■ **Work to do**:
Copy every line from the data below in which the string "Bond" can be found.
START Available data
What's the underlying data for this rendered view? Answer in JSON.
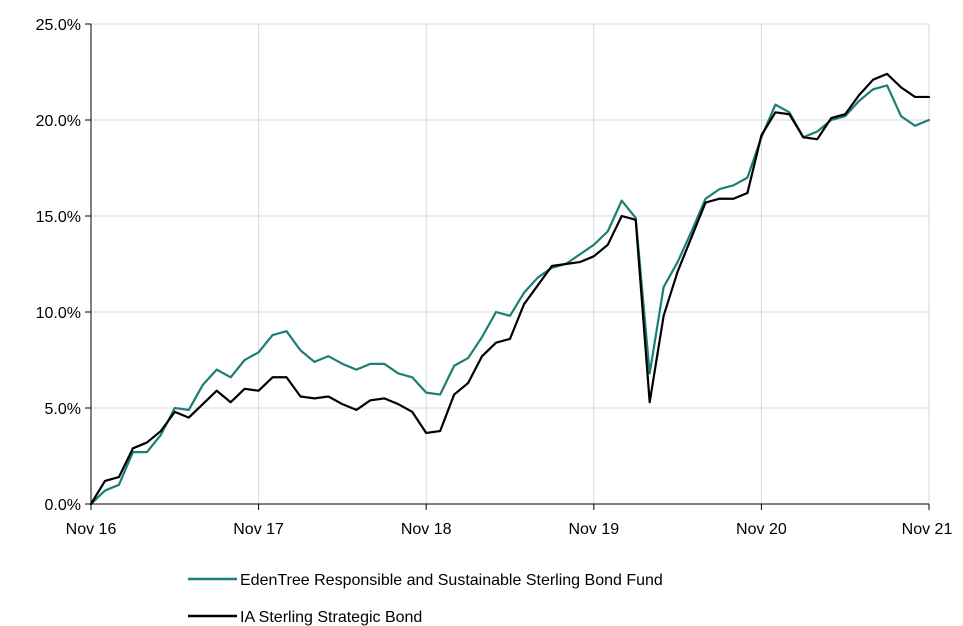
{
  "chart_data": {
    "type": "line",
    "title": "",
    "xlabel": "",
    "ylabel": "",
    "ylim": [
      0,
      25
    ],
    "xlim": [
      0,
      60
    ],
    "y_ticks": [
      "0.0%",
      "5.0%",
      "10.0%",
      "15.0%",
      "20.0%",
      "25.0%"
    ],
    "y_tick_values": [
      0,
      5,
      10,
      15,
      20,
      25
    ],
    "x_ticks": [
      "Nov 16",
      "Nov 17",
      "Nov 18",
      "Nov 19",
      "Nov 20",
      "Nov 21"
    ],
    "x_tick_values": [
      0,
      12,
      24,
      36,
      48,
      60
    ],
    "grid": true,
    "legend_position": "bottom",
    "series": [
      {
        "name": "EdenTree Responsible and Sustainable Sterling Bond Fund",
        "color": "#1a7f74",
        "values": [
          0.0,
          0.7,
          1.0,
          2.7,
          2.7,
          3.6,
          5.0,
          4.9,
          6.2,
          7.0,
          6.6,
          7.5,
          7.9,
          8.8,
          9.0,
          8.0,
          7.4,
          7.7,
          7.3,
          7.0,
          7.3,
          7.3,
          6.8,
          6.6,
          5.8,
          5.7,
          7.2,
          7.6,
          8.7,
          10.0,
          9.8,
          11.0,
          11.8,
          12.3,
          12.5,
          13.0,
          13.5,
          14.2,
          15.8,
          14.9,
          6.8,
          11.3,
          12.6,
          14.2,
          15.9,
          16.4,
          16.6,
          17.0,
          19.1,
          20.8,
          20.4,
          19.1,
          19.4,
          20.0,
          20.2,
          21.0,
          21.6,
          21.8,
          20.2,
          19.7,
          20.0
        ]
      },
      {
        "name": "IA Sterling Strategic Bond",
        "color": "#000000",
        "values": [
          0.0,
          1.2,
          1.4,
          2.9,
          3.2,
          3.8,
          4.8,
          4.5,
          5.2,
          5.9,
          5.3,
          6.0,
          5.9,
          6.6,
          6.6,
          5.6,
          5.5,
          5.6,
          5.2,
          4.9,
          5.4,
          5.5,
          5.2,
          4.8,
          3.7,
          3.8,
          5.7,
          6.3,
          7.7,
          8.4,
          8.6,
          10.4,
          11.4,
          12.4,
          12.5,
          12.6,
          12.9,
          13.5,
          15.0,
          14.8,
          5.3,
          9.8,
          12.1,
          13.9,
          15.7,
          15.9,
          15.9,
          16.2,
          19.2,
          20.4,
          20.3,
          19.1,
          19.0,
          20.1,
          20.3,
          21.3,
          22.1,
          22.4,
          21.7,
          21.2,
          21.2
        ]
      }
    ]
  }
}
END Available data
■ **Answer to this problem**:
        "name": "EdenTree Responsible and Sustainable Sterling Bond Fund",
        "name": "IA Sterling Strategic Bond",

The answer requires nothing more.